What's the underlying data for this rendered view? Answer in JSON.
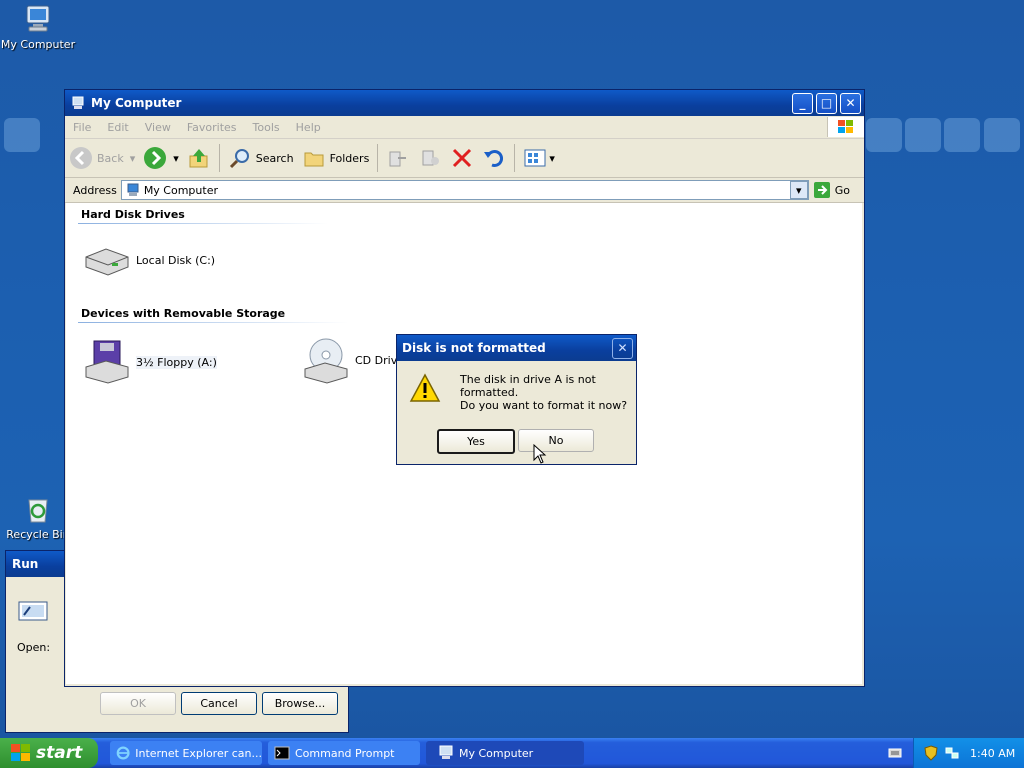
{
  "desktop": {
    "my_computer_label": "My Computer",
    "recycle_bin_label": "Recycle Bin"
  },
  "run_dialog": {
    "title": "Run",
    "open_label": "Open:",
    "ok_label": "OK",
    "cancel_label": "Cancel",
    "browse_label": "Browse..."
  },
  "explorer": {
    "title": "My Computer",
    "menu": [
      "File",
      "Edit",
      "View",
      "Favorites",
      "Tools",
      "Help"
    ],
    "toolbar": {
      "back_label": "Back",
      "search_label": "Search",
      "folders_label": "Folders"
    },
    "address": {
      "label": "Address",
      "value": "My Computer",
      "go_label": "Go"
    },
    "groups": {
      "hard_disks": {
        "title": "Hard Disk Drives",
        "items": [
          "Local Disk (C:)"
        ]
      },
      "removable": {
        "title": "Devices with Removable Storage",
        "items": [
          "3½ Floppy (A:)",
          "CD Drive"
        ]
      }
    }
  },
  "dialog": {
    "title": "Disk is not formatted",
    "message_line1": "The disk in drive A is not formatted.",
    "message_line2": "Do you want to format it now?",
    "yes_label": "Yes",
    "no_label": "No"
  },
  "taskbar": {
    "start_label": "start",
    "tasks": [
      "Internet Explorer can...",
      "Command Prompt",
      "My Computer"
    ],
    "time": "1:40 AM"
  },
  "colors": {
    "desktop": "#1d5aa8",
    "title_bar": "#0a3f9e",
    "taskbar": "#245edb",
    "start_button": "#3c9a3c"
  }
}
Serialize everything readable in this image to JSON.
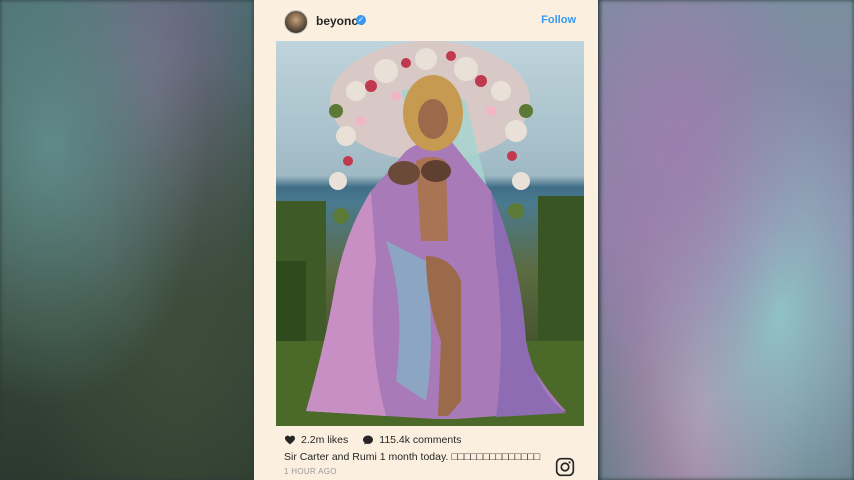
{
  "post": {
    "username": "beyonce",
    "follow_label": "Follow",
    "likes": "2.2m likes",
    "comments": "115.4k comments",
    "caption": "Sir Carter and Rumi 1 month today. □□□□□□□□□□□□□□",
    "timestamp": "1 HOUR AGO"
  },
  "icons": {
    "verified": "verified-badge-icon",
    "heart": "heart-icon",
    "comment": "comment-bubble-icon",
    "instagram": "instagram-logo-icon"
  },
  "colors": {
    "card_bg": "#fbf0df",
    "link_blue": "#3897f0",
    "text": "#262626",
    "muted": "#999999"
  }
}
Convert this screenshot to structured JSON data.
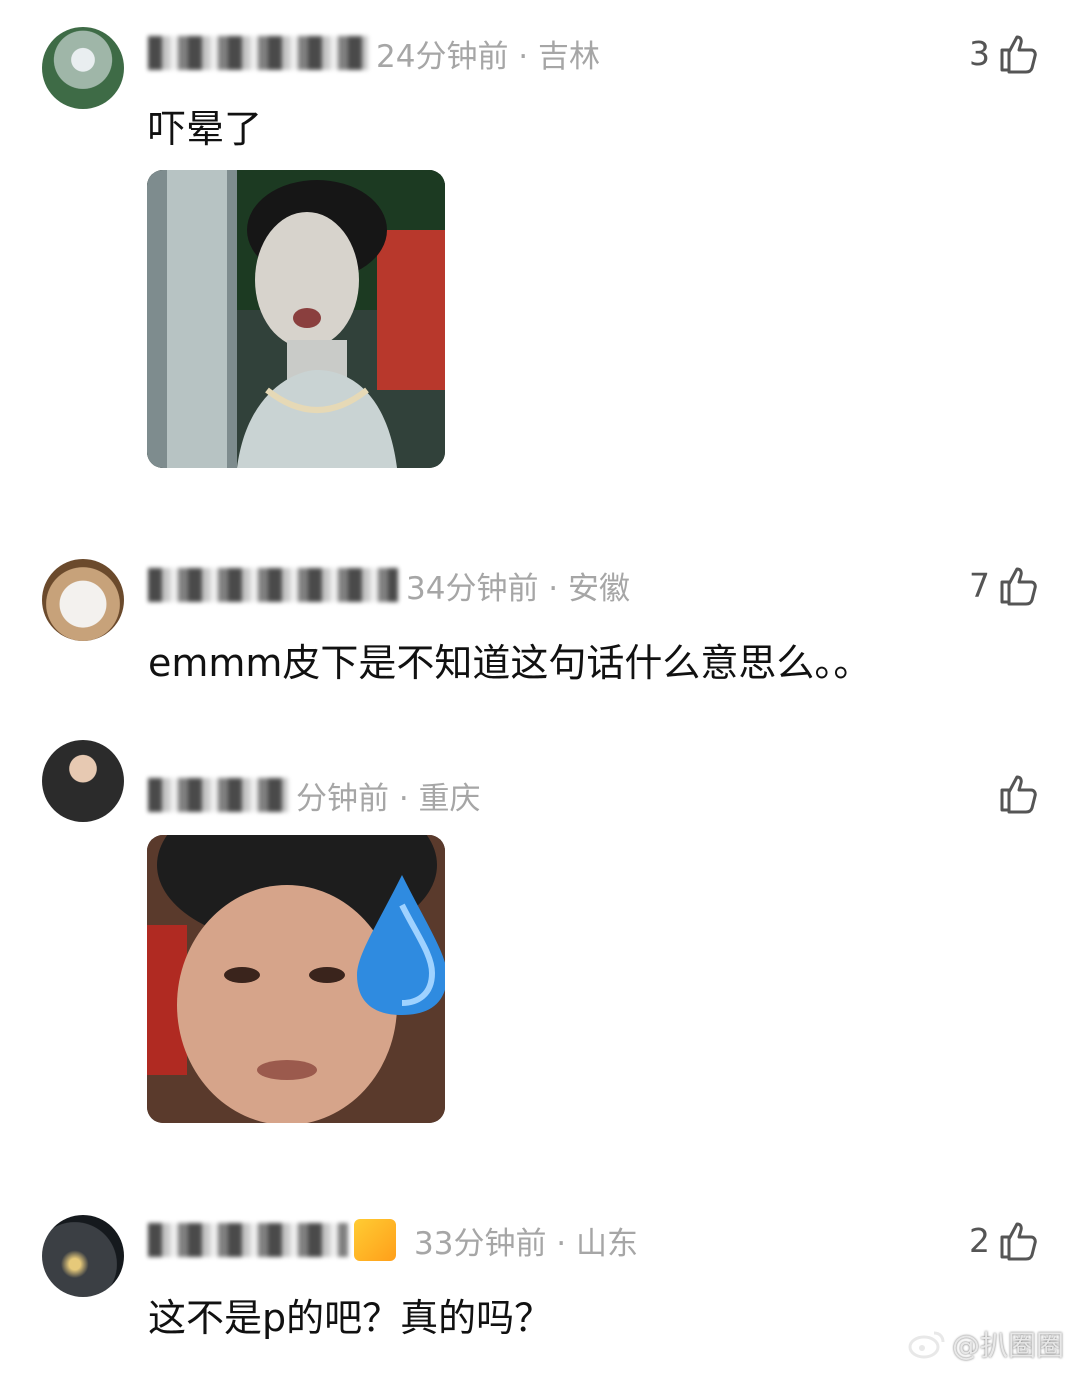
{
  "comments": [
    {
      "meta": "24分钟前 · 吉林",
      "likes": "3",
      "text": "吓晕了"
    },
    {
      "meta": "34分钟前 · 安徽",
      "likes": "7",
      "text": "emmm皮下是不知道这句话什么意思么。。"
    },
    {
      "meta": "分钟前 · 重庆",
      "likes": "",
      "text": ""
    },
    {
      "meta": "33分钟前 · 山东",
      "likes": "2",
      "text": "这不是p的吧？真的吗？"
    }
  ],
  "watermark": "@扒圈圈",
  "icons": {
    "like": "thumbs-up-icon",
    "weibo": "weibo-logo-icon",
    "badge": "fan-badge-icon"
  }
}
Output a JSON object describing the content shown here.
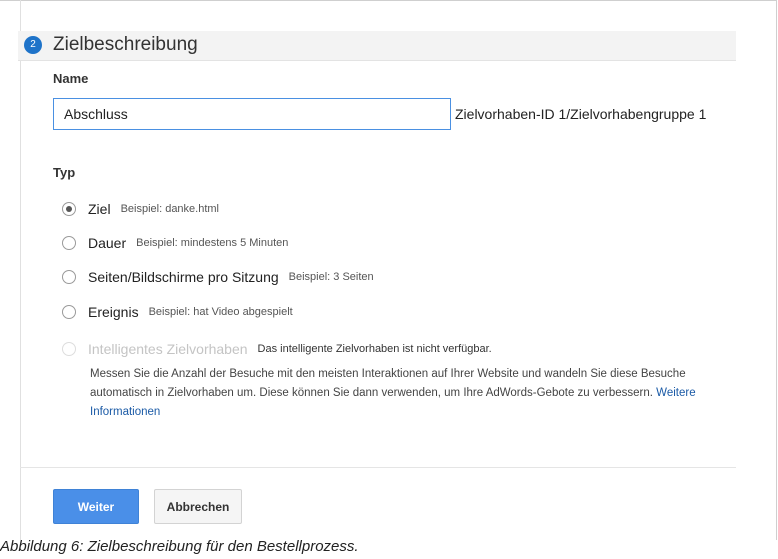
{
  "step": {
    "number": "2",
    "title": "Zielbeschreibung"
  },
  "name_section": {
    "label": "Name",
    "input_value": "Abschluss",
    "goal_id_text": "Zielvorhaben-ID 1/Zielvorhabengruppe 1"
  },
  "type_section": {
    "label": "Typ",
    "options": [
      {
        "label": "Ziel",
        "example": "Beispiel: danke.html",
        "selected": true
      },
      {
        "label": "Dauer",
        "example": "Beispiel: mindestens 5 Minuten",
        "selected": false
      },
      {
        "label": "Seiten/Bildschirme pro Sitzung",
        "example": "Beispiel: 3 Seiten",
        "selected": false
      },
      {
        "label": "Ereignis",
        "example": "Beispiel: hat Video abgespielt",
        "selected": false
      },
      {
        "label": "Intelligentes Zielvorhaben",
        "example": "Das intelligente Zielvorhaben ist nicht verfügbar.",
        "selected": false,
        "disabled": true
      }
    ],
    "smart_goal_description": "Messen Sie die Anzahl der Besuche mit den meisten Interaktionen auf Ihrer Website und wandeln Sie diese Besuche automatisch in Zielvorhaben um. Diese können Sie dann verwenden, um Ihre AdWords-Gebote zu verbessern.",
    "more_info_link": "Weitere Informationen"
  },
  "buttons": {
    "continue": "Weiter",
    "cancel": "Abbrechen"
  },
  "caption": "Abbildung 6: Zielbeschreibung für den Bestellprozess."
}
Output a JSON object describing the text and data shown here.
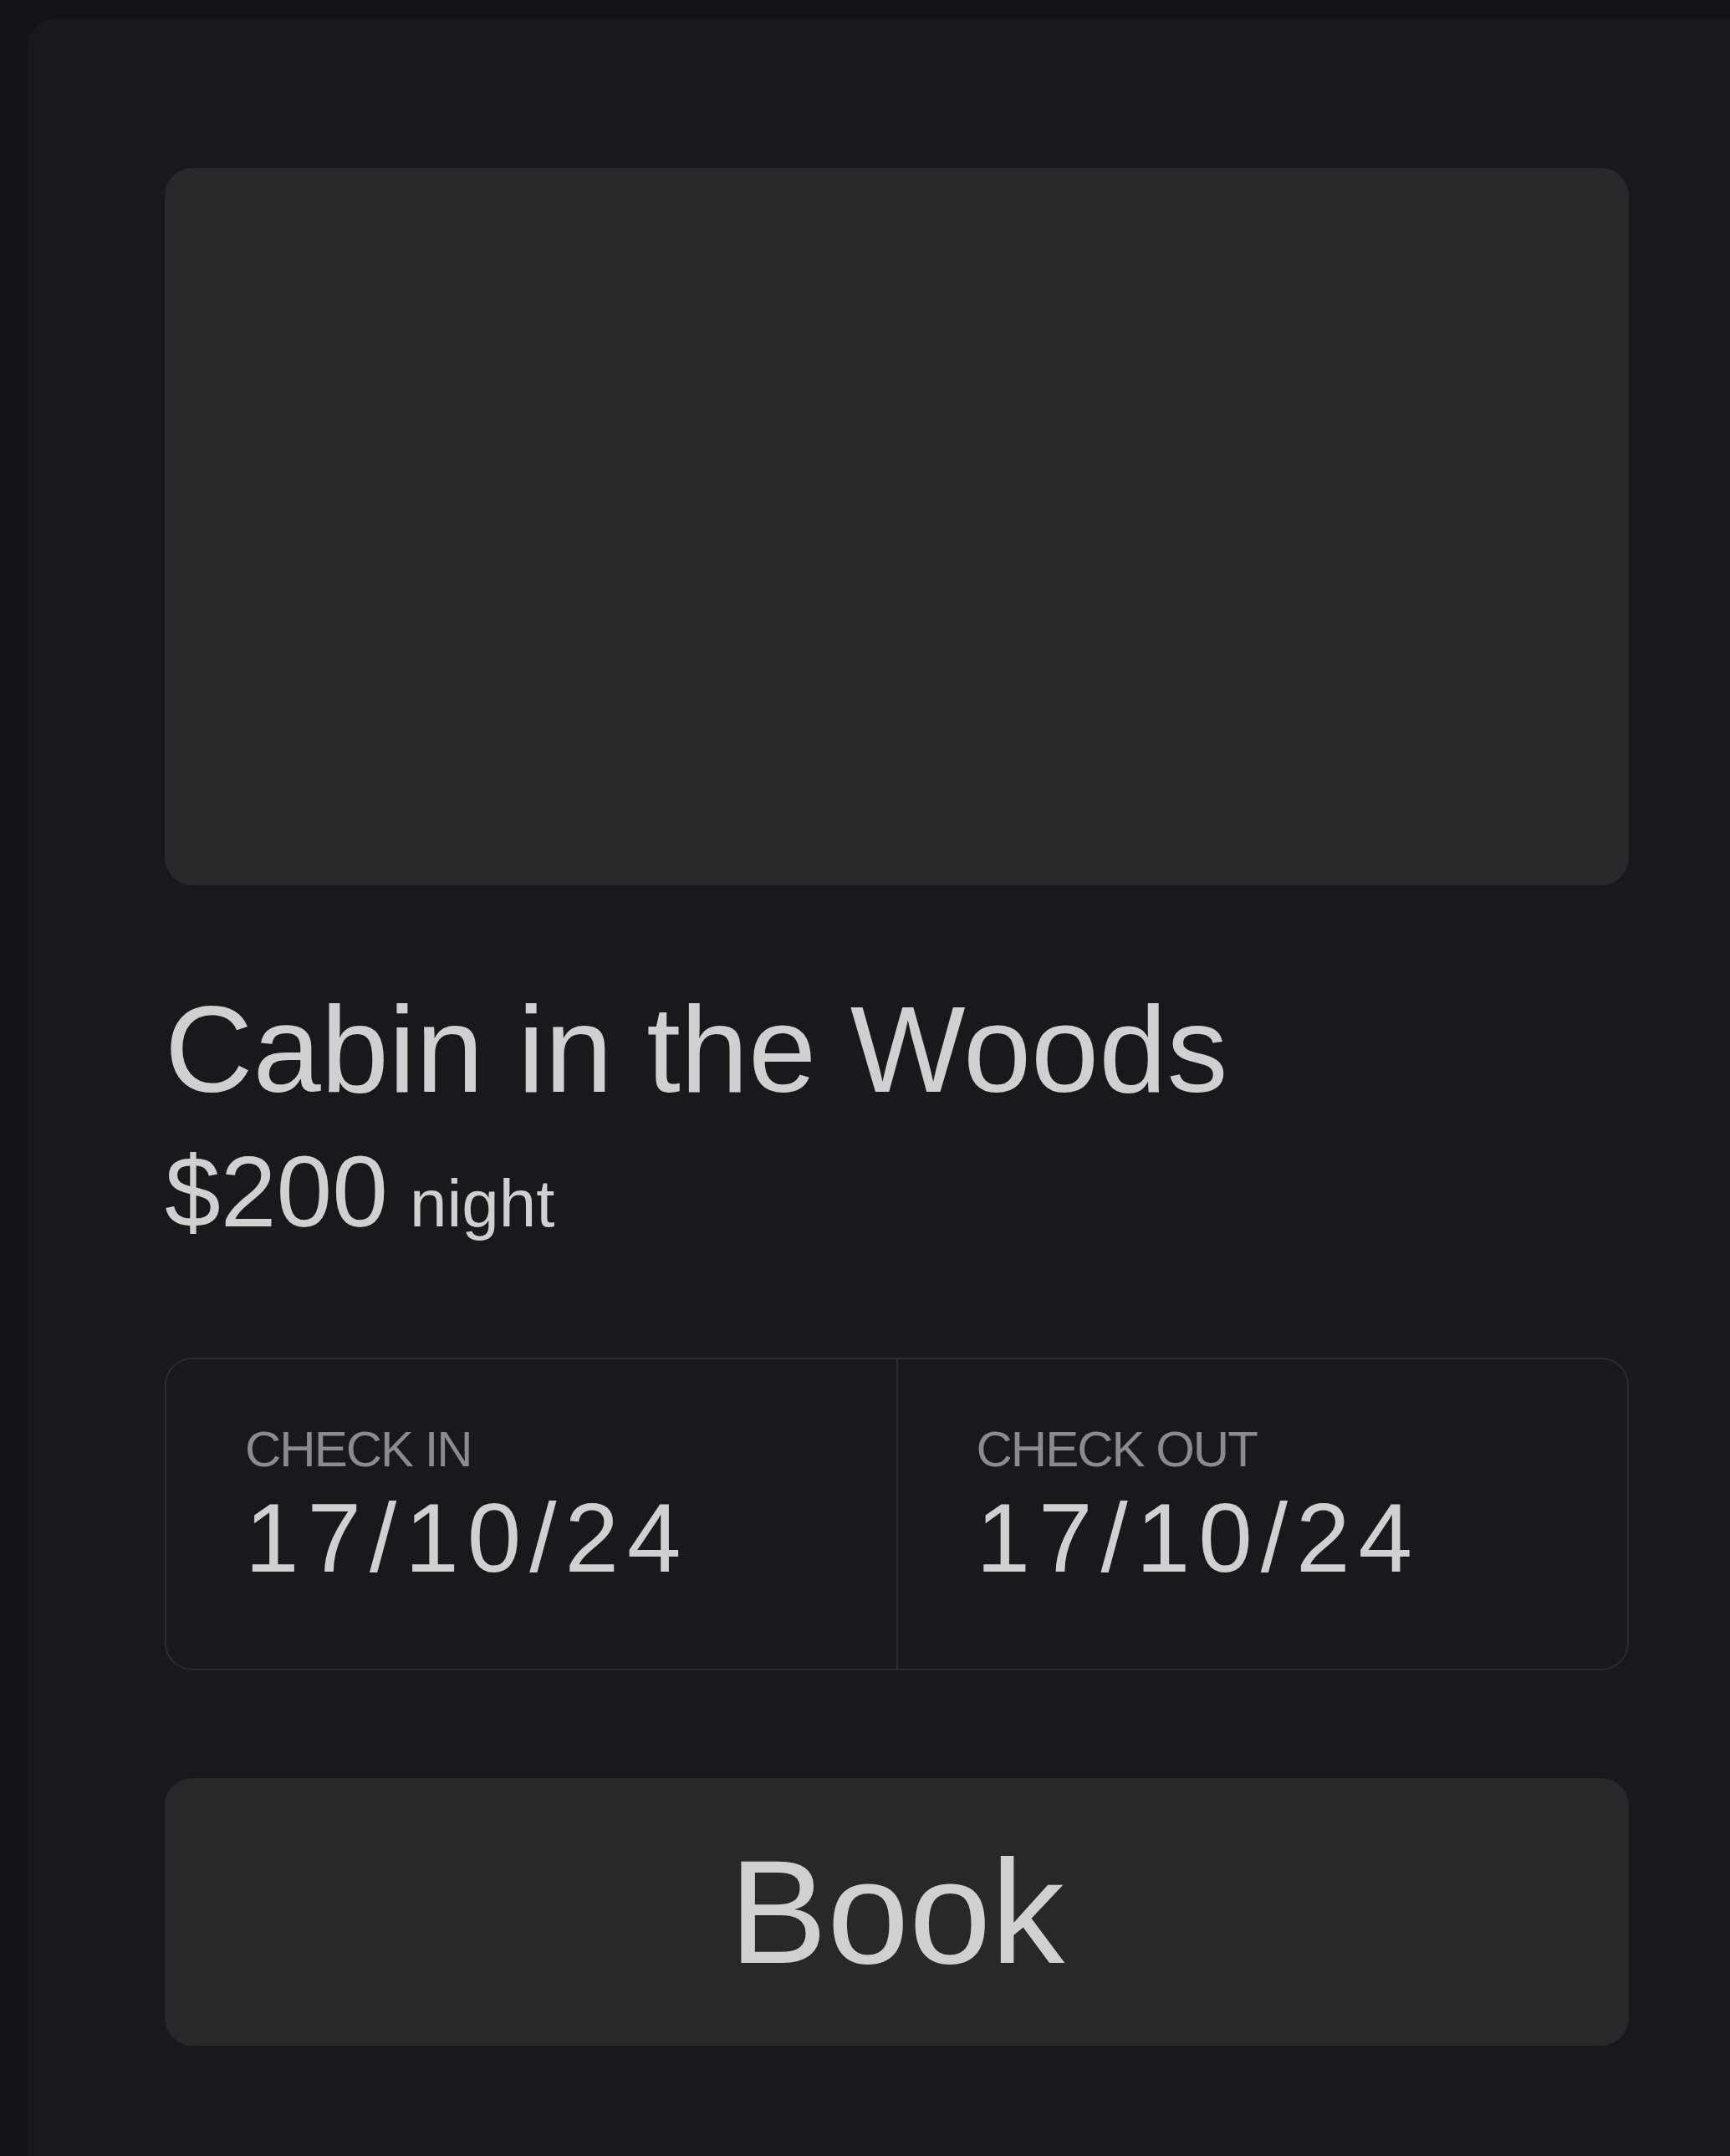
{
  "listing": {
    "title": "Cabin in the Woods",
    "price": "$200",
    "price_unit": "night"
  },
  "dates": [
    {
      "label": "CHECK IN",
      "value": "17/10/24"
    },
    {
      "label": "CHECK OUT",
      "value": "17/10/24"
    }
  ],
  "button": "Book"
}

Task goal
Copy every line above that holds the word "example".

Answer to the exercise
        "example": "Beispiel: danke.html",
        "example": "Beispiel: mindestens 5 Minuten",
        "example": "Beispiel: 3 Seiten",
        "example": "Beispiel: hat Video abgespielt",
        "example": "Das intelligente Zielvorhaben ist nicht verfügbar.",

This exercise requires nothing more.